## TASK INPUTS
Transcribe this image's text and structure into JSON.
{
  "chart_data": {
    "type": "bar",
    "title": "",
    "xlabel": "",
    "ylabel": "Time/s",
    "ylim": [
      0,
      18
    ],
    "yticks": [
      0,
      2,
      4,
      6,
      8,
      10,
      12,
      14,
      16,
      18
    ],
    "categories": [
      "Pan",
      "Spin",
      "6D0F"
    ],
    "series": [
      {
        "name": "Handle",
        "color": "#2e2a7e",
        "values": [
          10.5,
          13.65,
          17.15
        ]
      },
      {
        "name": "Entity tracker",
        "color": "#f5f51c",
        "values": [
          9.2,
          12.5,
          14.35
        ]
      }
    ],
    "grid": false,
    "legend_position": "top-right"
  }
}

## TASK
Repeat the records above exactly, leaving none out.

## TASK RESPONSE
Transcribe this image's text and structure into JSON.
{
  "chart_data": {
    "type": "bar",
    "title": "",
    "xlabel": "",
    "ylabel": "Time/s",
    "ylim": [
      0,
      18
    ],
    "yticks": [
      0,
      2,
      4,
      6,
      8,
      10,
      12,
      14,
      16,
      18
    ],
    "categories": [
      "Pan",
      "Spin",
      "6D0F"
    ],
    "series": [
      {
        "name": "Handle",
        "color": "#2e2a7e",
        "values": [
          10.5,
          13.65,
          17.15
        ]
      },
      {
        "name": "Entity tracker",
        "color": "#f5f51c",
        "values": [
          9.2,
          12.5,
          14.35
        ]
      }
    ],
    "grid": false,
    "legend_position": "top-right"
  }
}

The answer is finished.